» **EXERCISE GOAL**: Extract all lines from the data beneath that include the word "fjor".

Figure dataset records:
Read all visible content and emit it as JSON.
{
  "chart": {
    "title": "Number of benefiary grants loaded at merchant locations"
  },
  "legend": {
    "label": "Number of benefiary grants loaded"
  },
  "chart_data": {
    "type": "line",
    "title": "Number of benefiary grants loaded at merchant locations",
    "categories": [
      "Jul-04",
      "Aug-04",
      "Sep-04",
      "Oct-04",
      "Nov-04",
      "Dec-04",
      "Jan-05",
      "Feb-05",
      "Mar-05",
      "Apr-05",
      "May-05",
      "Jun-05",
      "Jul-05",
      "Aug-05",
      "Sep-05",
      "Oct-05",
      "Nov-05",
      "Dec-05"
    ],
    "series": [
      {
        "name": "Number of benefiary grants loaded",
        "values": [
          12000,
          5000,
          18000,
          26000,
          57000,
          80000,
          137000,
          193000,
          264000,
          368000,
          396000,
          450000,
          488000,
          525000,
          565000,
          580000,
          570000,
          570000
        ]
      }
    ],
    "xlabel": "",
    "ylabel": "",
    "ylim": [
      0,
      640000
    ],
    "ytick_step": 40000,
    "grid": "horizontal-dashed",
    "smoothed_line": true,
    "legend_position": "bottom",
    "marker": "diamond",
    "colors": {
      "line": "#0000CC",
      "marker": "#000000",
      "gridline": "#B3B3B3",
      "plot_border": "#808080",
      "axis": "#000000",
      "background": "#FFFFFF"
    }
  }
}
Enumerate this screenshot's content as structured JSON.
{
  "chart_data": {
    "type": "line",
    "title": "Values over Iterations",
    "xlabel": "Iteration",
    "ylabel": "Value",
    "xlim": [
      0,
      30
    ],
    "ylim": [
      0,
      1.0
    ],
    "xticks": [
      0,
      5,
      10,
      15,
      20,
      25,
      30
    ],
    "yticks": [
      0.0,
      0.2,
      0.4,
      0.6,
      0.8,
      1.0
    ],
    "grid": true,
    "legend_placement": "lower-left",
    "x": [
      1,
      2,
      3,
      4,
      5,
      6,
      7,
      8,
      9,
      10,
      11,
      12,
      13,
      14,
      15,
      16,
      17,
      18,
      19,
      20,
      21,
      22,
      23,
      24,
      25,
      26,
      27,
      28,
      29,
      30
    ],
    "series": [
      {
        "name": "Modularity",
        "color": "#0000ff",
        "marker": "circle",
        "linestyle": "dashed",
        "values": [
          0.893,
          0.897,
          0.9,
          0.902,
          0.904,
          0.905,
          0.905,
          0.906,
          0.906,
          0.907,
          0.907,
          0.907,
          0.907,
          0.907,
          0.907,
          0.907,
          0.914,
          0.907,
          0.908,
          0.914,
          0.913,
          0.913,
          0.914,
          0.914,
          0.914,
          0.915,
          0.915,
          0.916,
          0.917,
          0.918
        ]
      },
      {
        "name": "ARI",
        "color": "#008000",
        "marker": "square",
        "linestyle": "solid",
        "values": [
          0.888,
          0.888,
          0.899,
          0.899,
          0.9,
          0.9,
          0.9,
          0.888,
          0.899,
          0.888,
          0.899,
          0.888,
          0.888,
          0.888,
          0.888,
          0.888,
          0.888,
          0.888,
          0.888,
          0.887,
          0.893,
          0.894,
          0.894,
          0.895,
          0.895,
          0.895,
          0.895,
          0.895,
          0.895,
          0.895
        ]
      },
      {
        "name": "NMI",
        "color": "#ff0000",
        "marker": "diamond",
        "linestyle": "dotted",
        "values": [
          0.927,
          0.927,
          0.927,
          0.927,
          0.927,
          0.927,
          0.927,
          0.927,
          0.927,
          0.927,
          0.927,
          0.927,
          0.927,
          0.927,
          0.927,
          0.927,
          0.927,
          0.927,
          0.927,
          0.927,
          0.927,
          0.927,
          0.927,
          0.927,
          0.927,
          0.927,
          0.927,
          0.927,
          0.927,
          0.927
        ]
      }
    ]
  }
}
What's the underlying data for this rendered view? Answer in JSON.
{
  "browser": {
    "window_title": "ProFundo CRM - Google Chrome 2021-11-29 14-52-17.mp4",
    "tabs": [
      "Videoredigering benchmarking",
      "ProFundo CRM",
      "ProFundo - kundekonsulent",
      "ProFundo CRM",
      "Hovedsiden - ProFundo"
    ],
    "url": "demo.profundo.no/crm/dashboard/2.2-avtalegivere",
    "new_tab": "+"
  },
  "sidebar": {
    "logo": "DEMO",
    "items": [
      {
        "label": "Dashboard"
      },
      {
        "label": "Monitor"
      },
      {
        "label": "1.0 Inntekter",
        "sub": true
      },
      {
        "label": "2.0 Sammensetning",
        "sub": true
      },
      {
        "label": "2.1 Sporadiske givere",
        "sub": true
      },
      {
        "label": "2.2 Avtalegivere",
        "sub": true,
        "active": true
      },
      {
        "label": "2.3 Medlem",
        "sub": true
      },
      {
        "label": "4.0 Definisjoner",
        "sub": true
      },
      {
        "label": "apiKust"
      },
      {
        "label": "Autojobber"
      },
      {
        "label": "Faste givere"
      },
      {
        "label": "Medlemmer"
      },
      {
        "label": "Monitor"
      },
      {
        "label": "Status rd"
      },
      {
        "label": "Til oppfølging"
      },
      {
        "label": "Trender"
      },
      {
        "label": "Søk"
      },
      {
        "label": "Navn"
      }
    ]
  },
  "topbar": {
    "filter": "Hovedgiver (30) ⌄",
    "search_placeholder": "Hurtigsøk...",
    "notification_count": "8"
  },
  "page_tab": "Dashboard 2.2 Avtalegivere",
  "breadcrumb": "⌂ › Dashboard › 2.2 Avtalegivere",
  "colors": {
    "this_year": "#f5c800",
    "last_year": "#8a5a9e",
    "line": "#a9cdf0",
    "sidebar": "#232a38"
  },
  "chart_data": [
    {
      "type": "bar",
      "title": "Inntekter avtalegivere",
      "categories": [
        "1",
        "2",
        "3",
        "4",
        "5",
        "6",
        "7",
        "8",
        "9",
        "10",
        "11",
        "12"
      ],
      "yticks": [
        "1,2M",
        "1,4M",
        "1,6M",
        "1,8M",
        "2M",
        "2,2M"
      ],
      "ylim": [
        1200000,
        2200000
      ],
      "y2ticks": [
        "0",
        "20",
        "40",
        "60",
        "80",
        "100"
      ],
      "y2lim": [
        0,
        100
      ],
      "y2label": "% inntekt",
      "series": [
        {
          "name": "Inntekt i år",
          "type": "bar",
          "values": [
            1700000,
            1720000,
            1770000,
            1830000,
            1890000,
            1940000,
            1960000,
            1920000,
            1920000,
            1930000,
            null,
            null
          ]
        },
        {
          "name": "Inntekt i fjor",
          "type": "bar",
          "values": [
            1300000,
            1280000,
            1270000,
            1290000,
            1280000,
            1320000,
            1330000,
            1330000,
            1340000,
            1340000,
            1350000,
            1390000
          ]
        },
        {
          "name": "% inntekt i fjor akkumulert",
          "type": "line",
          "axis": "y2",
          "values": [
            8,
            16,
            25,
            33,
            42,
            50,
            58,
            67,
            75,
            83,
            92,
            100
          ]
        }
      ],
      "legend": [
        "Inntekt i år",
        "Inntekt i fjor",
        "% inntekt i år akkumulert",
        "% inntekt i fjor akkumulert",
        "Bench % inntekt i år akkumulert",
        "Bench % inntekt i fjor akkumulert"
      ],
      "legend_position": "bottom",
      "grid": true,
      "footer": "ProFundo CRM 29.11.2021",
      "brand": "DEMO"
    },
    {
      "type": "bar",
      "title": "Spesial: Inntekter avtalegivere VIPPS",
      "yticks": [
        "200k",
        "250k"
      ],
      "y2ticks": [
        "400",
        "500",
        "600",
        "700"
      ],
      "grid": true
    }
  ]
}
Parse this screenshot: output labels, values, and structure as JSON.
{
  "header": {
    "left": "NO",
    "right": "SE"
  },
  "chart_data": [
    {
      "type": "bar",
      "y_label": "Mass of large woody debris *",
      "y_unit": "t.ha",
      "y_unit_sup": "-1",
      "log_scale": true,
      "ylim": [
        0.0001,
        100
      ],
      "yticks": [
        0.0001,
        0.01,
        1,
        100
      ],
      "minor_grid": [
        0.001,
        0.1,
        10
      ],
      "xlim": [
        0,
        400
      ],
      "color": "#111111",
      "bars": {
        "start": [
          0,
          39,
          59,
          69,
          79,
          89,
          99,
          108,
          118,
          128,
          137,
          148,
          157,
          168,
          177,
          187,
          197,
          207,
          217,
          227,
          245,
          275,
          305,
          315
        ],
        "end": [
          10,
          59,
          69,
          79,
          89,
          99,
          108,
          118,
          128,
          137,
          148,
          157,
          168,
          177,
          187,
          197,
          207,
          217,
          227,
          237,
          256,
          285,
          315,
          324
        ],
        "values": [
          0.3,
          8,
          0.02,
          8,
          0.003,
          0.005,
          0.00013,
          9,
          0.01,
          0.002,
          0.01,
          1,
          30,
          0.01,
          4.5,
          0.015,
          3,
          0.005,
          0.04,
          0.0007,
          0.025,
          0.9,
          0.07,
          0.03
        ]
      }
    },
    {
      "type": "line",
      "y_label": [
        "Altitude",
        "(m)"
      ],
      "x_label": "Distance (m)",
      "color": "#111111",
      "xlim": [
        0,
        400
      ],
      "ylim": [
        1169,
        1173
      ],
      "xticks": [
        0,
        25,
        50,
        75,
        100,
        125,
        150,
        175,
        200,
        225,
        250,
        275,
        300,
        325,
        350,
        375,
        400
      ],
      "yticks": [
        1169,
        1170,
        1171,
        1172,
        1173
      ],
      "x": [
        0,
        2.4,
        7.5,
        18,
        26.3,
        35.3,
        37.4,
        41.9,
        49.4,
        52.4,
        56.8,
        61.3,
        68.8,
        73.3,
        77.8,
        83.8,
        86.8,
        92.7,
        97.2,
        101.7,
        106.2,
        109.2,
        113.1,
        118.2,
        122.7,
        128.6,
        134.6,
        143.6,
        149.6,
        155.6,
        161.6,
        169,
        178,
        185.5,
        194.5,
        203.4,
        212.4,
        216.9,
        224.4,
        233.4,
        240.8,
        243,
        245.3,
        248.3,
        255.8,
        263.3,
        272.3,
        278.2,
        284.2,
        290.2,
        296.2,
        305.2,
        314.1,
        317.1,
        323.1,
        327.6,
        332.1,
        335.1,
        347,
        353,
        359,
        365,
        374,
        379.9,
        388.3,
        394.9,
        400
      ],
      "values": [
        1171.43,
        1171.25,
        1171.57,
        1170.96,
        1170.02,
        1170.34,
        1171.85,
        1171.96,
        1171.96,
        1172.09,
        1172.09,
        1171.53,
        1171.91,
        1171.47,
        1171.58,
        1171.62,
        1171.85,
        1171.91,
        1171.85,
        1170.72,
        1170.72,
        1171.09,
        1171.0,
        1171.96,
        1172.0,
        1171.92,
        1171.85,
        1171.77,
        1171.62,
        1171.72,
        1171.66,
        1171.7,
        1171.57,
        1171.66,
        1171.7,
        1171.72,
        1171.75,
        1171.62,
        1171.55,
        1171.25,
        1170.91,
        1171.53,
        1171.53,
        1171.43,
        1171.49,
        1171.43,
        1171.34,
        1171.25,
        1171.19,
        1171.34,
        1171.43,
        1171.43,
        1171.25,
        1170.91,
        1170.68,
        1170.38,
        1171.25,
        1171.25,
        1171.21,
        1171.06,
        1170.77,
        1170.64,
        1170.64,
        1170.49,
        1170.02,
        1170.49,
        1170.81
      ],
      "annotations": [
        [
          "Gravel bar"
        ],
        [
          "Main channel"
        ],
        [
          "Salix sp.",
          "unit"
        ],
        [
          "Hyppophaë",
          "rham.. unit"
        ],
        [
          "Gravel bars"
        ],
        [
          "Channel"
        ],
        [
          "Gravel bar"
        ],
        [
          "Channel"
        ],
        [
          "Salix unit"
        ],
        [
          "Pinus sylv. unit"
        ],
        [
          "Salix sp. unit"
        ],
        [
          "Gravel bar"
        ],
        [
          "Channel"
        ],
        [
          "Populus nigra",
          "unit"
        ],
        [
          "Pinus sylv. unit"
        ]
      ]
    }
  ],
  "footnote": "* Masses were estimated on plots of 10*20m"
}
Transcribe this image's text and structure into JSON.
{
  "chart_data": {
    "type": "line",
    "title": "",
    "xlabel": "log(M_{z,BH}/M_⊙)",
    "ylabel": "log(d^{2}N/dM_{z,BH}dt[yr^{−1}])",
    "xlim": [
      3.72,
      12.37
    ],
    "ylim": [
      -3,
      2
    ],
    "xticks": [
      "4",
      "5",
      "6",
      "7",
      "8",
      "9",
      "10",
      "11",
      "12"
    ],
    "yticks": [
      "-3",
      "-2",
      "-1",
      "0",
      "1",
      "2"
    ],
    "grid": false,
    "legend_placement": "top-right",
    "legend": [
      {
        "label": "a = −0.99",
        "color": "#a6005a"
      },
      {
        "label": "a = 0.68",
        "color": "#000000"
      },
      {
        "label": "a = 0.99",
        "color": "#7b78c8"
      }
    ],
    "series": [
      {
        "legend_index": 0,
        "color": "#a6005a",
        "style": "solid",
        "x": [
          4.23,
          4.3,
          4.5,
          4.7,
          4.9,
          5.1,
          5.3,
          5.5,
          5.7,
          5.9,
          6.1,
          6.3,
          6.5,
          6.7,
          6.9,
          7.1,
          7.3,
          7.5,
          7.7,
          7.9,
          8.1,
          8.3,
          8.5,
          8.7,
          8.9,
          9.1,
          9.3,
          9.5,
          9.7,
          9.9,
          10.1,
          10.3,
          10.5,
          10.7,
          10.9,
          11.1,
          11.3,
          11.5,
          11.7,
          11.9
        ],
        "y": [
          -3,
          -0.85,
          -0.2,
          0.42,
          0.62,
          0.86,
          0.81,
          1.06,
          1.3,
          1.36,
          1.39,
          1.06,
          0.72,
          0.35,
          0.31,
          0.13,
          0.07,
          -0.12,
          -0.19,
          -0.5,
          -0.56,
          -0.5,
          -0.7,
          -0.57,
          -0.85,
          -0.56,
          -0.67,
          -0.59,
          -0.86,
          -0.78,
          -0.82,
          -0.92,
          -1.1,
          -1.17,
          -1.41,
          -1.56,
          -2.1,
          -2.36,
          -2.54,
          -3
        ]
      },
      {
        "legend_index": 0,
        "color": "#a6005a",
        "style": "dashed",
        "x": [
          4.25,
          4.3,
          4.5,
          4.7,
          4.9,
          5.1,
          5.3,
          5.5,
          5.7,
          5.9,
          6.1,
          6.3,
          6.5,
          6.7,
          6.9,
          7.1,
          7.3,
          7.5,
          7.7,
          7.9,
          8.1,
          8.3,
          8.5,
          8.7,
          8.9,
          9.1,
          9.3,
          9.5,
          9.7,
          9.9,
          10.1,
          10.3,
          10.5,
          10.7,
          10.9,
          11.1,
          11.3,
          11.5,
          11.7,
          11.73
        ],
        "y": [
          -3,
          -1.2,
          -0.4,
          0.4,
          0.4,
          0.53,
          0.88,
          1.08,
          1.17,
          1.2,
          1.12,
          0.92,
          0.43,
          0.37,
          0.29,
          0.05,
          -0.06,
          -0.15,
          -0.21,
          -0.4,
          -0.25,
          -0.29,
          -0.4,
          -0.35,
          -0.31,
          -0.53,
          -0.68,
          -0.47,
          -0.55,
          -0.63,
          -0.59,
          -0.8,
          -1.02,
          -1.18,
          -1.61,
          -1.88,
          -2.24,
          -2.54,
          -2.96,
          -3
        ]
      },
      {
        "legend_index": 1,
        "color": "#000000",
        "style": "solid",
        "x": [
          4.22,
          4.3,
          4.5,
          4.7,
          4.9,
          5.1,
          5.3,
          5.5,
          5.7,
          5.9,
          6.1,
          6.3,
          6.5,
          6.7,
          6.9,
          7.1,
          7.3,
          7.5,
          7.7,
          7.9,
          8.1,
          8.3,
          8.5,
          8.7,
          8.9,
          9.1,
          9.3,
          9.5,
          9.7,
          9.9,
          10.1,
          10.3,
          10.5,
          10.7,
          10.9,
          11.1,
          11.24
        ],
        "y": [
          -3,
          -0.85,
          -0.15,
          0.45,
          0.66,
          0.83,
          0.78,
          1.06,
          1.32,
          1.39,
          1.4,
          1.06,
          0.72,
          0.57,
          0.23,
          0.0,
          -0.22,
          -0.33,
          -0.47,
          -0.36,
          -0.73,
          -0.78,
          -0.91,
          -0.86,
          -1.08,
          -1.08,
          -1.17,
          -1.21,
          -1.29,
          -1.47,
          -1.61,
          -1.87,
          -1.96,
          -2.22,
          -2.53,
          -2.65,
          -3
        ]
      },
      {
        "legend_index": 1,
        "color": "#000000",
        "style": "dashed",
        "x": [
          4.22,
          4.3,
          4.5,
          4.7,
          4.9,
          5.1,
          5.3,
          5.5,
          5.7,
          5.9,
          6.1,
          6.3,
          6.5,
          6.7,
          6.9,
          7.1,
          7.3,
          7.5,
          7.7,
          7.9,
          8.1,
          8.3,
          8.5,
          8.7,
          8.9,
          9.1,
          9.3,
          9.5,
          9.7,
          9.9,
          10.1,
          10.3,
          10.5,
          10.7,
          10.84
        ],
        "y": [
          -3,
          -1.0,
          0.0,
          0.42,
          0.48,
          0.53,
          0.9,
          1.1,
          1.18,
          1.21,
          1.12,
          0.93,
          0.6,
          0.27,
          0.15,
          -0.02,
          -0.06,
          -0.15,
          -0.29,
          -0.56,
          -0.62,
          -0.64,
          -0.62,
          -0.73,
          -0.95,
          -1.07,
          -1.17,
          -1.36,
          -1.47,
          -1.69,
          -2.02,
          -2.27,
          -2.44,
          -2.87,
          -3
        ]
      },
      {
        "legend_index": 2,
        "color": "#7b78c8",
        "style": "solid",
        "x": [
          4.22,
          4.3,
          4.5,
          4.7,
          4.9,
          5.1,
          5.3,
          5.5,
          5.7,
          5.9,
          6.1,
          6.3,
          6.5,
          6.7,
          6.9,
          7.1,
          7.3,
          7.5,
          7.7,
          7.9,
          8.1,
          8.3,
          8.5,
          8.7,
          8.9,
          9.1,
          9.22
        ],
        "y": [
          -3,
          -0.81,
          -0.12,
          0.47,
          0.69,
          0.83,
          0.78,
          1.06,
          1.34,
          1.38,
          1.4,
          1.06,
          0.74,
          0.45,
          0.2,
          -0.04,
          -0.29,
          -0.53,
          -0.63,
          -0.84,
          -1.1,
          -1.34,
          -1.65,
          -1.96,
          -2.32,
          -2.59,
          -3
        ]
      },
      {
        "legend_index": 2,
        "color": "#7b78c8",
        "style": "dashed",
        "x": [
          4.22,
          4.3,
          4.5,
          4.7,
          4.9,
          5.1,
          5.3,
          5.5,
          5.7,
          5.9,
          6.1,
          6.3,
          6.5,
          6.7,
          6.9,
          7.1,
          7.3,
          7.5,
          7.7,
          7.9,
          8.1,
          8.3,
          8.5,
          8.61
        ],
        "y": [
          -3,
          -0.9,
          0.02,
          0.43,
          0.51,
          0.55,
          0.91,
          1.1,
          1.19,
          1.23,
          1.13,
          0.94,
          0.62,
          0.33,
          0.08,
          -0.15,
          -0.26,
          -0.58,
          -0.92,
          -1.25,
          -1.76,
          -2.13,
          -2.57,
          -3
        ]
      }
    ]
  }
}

» **ANSWER TO THE TASK**:
          "name": "Inntekt i fjor",
          "name": "% inntekt i fjor akkumulert",
        "Inntekt i fjor",
        "% inntekt i fjor akkumulert",
        "Bench % inntekt i fjor akkumulert"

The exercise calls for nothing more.